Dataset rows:
======
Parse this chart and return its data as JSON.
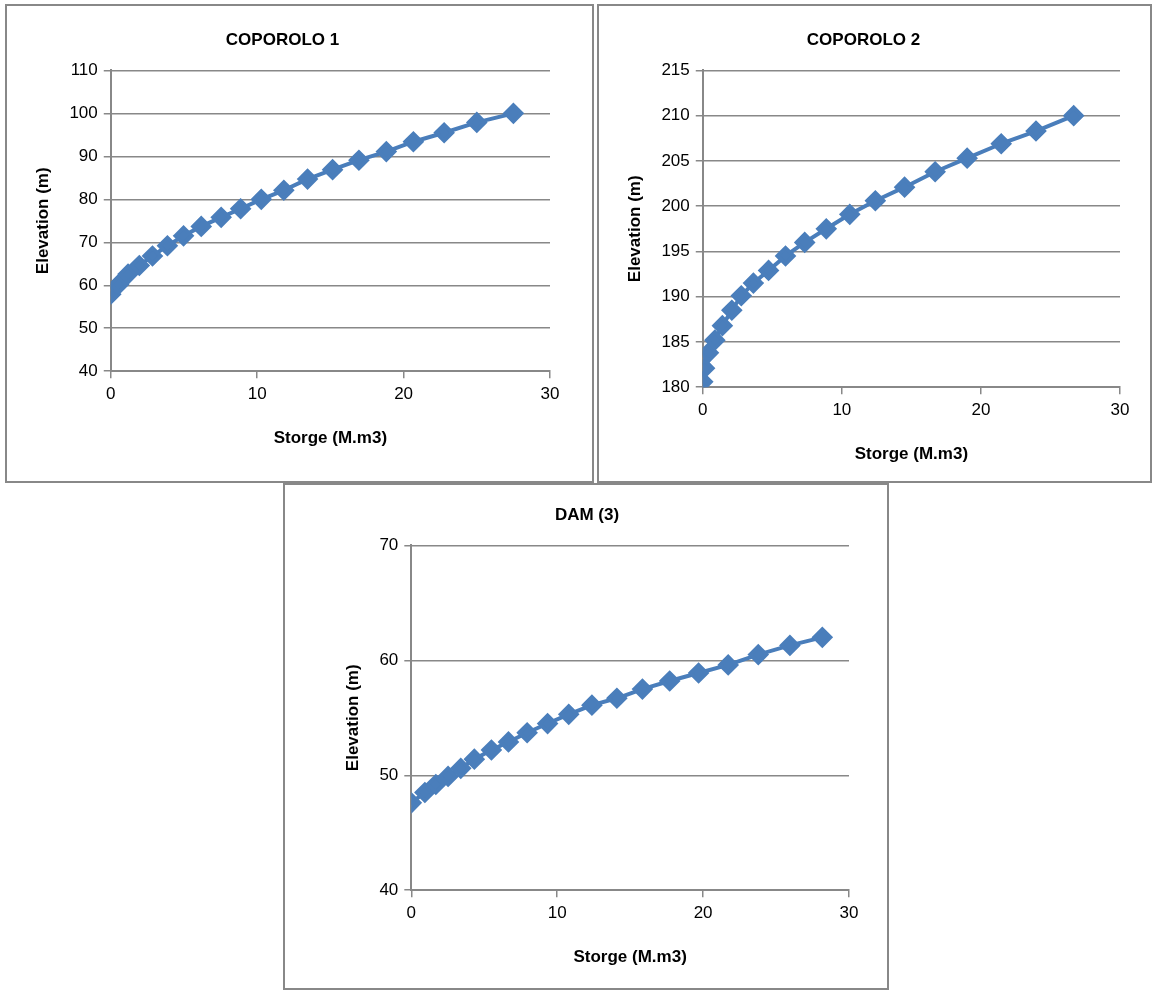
{
  "chart_data": [
    {
      "type": "line",
      "title": "COPOROLO 1",
      "xlabel": "Storge (M.m3)",
      "ylabel": "Elevation (m)",
      "marker": "diamond",
      "line_style": "solid",
      "grid": "y",
      "x": [
        0,
        0.54,
        1.18,
        1.95,
        2.85,
        3.87,
        4.97,
        6.18,
        7.54,
        8.87,
        10.28,
        11.82,
        13.44,
        15.15,
        16.95,
        18.82,
        20.67,
        22.77,
        25.0,
        27.5
      ],
      "series": [
        {
          "color": "#4a7ebb",
          "values": [
            57.9,
            60.2,
            62.6,
            64.6,
            66.8,
            69.2,
            71.5,
            73.7,
            75.8,
            77.8,
            80.0,
            82.1,
            84.7,
            86.9,
            89.1,
            91.1,
            93.4,
            95.5,
            97.9,
            100
          ]
        }
      ],
      "xlim": [
        0,
        30
      ],
      "xticks": [
        0,
        10,
        20,
        30
      ],
      "ylim": [
        40,
        110
      ],
      "yticks": [
        40,
        50,
        60,
        70,
        80,
        90,
        100,
        110
      ]
    },
    {
      "type": "line",
      "title": "COPOROLO 2",
      "xlabel": "Storge (M.m3)",
      "ylabel": "Elevation (m)",
      "marker": "diamond",
      "line_style": "solid",
      "grid": "y",
      "x": [
        0,
        0.13,
        0.41,
        0.87,
        1.41,
        2.09,
        2.77,
        3.64,
        4.73,
        5.95,
        7.33,
        8.88,
        10.57,
        12.41,
        14.51,
        16.71,
        19.01,
        21.46,
        23.96,
        26.67
      ],
      "series": [
        {
          "color": "#4a7ebb",
          "values": [
            180.6,
            182.1,
            183.8,
            185.2,
            186.8,
            188.5,
            190.1,
            191.5,
            192.9,
            194.5,
            196.0,
            197.5,
            199.1,
            200.6,
            202.1,
            203.8,
            205.3,
            206.9,
            208.3,
            210
          ]
        }
      ],
      "xlim": [
        0,
        30
      ],
      "xticks": [
        0,
        10,
        20,
        30
      ],
      "ylim": [
        180,
        215
      ],
      "yticks": [
        180,
        185,
        190,
        195,
        200,
        205,
        210,
        215
      ]
    },
    {
      "type": "line",
      "title": "DAM (3)",
      "xlabel": "Storge (M.m3)",
      "ylabel": "Elevation (m)",
      "marker": "diamond",
      "line_style": "solid",
      "grid": "y",
      "x": [
        0,
        0.93,
        1.68,
        2.52,
        3.39,
        4.32,
        5.49,
        6.66,
        7.94,
        9.34,
        10.79,
        12.38,
        14.09,
        15.84,
        17.71,
        19.69,
        21.72,
        23.78,
        25.95,
        28.17
      ],
      "series": [
        {
          "color": "#4a7ebb",
          "values": [
            47.6,
            48.5,
            49.2,
            49.9,
            50.6,
            51.4,
            52.2,
            52.9,
            53.7,
            54.5,
            55.3,
            56.1,
            56.7,
            57.5,
            58.2,
            58.9,
            59.6,
            60.5,
            61.3,
            62.0
          ]
        }
      ],
      "xlim": [
        0,
        30
      ],
      "xticks": [
        0,
        10,
        20,
        30
      ],
      "ylim": [
        40,
        70
      ],
      "yticks": [
        40,
        50,
        60,
        70
      ]
    }
  ]
}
======
• **Given problem**: Write out the records above exactly as they stand, leaving out every picture.

• **Reply**:
Parse this chart and return its data as JSON.
{
  "chart_data": [
    {
      "type": "line",
      "title": "COPOROLO 1",
      "xlabel": "Storge (M.m3)",
      "ylabel": "Elevation (m)",
      "marker": "diamond",
      "line_style": "solid",
      "grid": "y",
      "x": [
        0,
        0.54,
        1.18,
        1.95,
        2.85,
        3.87,
        4.97,
        6.18,
        7.54,
        8.87,
        10.28,
        11.82,
        13.44,
        15.15,
        16.95,
        18.82,
        20.67,
        22.77,
        25.0,
        27.5
      ],
      "series": [
        {
          "color": "#4a7ebb",
          "values": [
            57.9,
            60.2,
            62.6,
            64.6,
            66.8,
            69.2,
            71.5,
            73.7,
            75.8,
            77.8,
            80.0,
            82.1,
            84.7,
            86.9,
            89.1,
            91.1,
            93.4,
            95.5,
            97.9,
            100
          ]
        }
      ],
      "xlim": [
        0,
        30
      ],
      "xticks": [
        0,
        10,
        20,
        30
      ],
      "ylim": [
        40,
        110
      ],
      "yticks": [
        40,
        50,
        60,
        70,
        80,
        90,
        100,
        110
      ]
    },
    {
      "type": "line",
      "title": "COPOROLO 2",
      "xlabel": "Storge (M.m3)",
      "ylabel": "Elevation (m)",
      "marker": "diamond",
      "line_style": "solid",
      "grid": "y",
      "x": [
        0,
        0.13,
        0.41,
        0.87,
        1.41,
        2.09,
        2.77,
        3.64,
        4.73,
        5.95,
        7.33,
        8.88,
        10.57,
        12.41,
        14.51,
        16.71,
        19.01,
        21.46,
        23.96,
        26.67
      ],
      "series": [
        {
          "color": "#4a7ebb",
          "values": [
            180.6,
            182.1,
            183.8,
            185.2,
            186.8,
            188.5,
            190.1,
            191.5,
            192.9,
            194.5,
            196.0,
            197.5,
            199.1,
            200.6,
            202.1,
            203.8,
            205.3,
            206.9,
            208.3,
            210
          ]
        }
      ],
      "xlim": [
        0,
        30
      ],
      "xticks": [
        0,
        10,
        20,
        30
      ],
      "ylim": [
        180,
        215
      ],
      "yticks": [
        180,
        185,
        190,
        195,
        200,
        205,
        210,
        215
      ]
    },
    {
      "type": "line",
      "title": "DAM (3)",
      "xlabel": "Storge (M.m3)",
      "ylabel": "Elevation (m)",
      "marker": "diamond",
      "line_style": "solid",
      "grid": "y",
      "x": [
        0,
        0.93,
        1.68,
        2.52,
        3.39,
        4.32,
        5.49,
        6.66,
        7.94,
        9.34,
        10.79,
        12.38,
        14.09,
        15.84,
        17.71,
        19.69,
        21.72,
        23.78,
        25.95,
        28.17
      ],
      "series": [
        {
          "color": "#4a7ebb",
          "values": [
            47.6,
            48.5,
            49.2,
            49.9,
            50.6,
            51.4,
            52.2,
            52.9,
            53.7,
            54.5,
            55.3,
            56.1,
            56.7,
            57.5,
            58.2,
            58.9,
            59.6,
            60.5,
            61.3,
            62.0
          ]
        }
      ],
      "xlim": [
        0,
        30
      ],
      "xticks": [
        0,
        10,
        20,
        30
      ],
      "ylim": [
        40,
        70
      ],
      "yticks": [
        40,
        50,
        60,
        70
      ]
    }
  ]
}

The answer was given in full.